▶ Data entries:
# # #

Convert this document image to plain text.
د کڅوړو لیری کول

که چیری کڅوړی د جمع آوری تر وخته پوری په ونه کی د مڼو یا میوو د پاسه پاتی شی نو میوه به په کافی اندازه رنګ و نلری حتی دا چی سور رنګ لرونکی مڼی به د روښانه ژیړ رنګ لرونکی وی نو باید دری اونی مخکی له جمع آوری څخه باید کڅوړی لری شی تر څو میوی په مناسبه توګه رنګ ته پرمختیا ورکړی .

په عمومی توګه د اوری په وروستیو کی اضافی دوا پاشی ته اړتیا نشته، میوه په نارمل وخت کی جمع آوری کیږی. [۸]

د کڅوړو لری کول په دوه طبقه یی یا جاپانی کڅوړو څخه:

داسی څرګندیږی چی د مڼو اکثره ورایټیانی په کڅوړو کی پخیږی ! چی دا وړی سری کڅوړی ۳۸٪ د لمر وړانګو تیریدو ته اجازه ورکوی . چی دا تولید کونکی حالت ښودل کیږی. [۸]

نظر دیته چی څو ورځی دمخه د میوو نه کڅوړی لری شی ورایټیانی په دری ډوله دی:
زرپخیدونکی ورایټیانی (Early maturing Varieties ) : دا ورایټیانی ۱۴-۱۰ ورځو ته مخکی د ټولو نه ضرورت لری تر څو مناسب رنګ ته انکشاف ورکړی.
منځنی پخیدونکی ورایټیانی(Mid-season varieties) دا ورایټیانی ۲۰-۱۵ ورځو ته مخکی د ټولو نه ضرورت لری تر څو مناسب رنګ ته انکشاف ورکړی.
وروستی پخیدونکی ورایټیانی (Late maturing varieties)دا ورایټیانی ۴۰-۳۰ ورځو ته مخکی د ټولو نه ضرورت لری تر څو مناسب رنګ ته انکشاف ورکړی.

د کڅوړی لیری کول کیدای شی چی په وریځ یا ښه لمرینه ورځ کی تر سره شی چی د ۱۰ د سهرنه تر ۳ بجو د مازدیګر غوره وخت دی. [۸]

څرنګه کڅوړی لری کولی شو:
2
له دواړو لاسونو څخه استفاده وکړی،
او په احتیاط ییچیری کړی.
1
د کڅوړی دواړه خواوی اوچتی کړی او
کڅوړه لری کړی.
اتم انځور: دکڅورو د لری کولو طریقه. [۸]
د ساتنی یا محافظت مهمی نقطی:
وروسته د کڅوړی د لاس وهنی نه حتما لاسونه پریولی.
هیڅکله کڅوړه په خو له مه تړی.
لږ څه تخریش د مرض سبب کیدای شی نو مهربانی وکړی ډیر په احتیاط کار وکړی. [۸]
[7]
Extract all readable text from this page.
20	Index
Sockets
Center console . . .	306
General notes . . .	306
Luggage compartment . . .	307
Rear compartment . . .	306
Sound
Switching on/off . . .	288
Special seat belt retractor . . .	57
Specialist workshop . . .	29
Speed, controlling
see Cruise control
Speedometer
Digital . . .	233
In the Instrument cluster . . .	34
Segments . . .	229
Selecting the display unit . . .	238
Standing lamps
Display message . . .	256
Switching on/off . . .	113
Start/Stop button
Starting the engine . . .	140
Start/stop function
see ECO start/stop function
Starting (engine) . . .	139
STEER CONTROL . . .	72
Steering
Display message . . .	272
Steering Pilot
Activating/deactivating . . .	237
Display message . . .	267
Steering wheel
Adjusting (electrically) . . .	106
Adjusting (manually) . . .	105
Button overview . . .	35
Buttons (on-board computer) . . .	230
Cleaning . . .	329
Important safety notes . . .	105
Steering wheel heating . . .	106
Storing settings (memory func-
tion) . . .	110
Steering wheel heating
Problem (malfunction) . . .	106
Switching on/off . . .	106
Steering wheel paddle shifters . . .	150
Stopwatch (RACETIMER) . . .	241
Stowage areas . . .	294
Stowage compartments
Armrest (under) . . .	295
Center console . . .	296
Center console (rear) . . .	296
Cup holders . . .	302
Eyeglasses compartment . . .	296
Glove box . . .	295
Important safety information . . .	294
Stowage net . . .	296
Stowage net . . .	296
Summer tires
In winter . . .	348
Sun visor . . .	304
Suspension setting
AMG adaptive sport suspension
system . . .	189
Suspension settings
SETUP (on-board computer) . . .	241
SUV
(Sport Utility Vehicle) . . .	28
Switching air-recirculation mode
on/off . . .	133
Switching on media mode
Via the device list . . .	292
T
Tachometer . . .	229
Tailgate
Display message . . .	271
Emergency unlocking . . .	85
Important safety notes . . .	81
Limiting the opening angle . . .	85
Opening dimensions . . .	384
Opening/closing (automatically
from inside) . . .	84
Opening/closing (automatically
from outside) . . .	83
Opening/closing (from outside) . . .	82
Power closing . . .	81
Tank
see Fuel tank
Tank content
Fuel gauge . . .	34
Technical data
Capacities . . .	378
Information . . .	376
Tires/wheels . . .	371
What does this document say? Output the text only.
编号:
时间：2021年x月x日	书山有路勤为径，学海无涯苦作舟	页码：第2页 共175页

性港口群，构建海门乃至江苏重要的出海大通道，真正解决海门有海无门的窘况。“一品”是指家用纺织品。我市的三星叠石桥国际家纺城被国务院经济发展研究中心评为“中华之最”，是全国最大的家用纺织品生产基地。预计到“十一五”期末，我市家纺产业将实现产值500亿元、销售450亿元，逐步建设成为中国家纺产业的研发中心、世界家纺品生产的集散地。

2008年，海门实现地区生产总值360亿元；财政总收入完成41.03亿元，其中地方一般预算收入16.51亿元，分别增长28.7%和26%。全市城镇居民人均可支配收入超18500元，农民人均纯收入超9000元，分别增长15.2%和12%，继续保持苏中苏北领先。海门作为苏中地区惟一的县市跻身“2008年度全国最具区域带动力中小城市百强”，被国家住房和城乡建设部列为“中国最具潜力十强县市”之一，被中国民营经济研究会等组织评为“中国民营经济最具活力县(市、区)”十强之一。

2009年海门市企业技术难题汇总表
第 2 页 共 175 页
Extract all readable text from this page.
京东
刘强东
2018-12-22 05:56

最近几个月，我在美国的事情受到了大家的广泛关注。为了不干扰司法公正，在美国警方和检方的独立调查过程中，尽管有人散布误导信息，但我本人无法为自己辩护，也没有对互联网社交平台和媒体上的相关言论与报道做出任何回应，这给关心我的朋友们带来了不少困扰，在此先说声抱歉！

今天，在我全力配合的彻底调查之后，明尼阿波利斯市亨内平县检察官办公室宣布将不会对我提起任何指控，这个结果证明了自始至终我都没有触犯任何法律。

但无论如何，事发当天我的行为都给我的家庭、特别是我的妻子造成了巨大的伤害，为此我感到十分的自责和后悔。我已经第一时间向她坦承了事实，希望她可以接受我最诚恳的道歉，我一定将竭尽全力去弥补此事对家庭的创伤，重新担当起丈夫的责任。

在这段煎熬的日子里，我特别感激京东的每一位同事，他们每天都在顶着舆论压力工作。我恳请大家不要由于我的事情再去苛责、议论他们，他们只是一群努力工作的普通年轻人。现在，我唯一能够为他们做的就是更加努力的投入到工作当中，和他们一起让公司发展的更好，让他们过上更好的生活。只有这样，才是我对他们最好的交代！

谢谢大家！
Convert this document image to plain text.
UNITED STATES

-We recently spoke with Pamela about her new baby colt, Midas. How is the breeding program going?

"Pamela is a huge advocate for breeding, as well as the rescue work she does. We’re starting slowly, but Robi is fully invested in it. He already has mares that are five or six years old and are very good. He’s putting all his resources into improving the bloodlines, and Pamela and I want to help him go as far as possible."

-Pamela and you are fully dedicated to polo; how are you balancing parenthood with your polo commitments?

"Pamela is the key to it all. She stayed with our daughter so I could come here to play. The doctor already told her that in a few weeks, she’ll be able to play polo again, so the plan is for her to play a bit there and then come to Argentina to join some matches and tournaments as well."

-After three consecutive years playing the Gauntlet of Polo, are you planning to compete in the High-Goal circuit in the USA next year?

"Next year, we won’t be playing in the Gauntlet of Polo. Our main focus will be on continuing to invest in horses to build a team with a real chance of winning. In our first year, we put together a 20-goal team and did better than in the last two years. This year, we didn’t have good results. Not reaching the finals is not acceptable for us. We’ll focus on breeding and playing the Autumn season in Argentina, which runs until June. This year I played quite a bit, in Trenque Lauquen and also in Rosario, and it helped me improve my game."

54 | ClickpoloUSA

# # #

▶ Prompt:
Take every line above carrying "does" and return it.

▶ Answer to this task:
What does this document say? Output the text only.
"Pamela is a huge advocate for breeding, as well as the rescue work she does. We’re starting slowly, but Robi is fully invested in it. He already has mares that are five or six years old and are very good. He’s putting all his resources into improving the bloodlines, and Pamela and I want to help him go as far as possible."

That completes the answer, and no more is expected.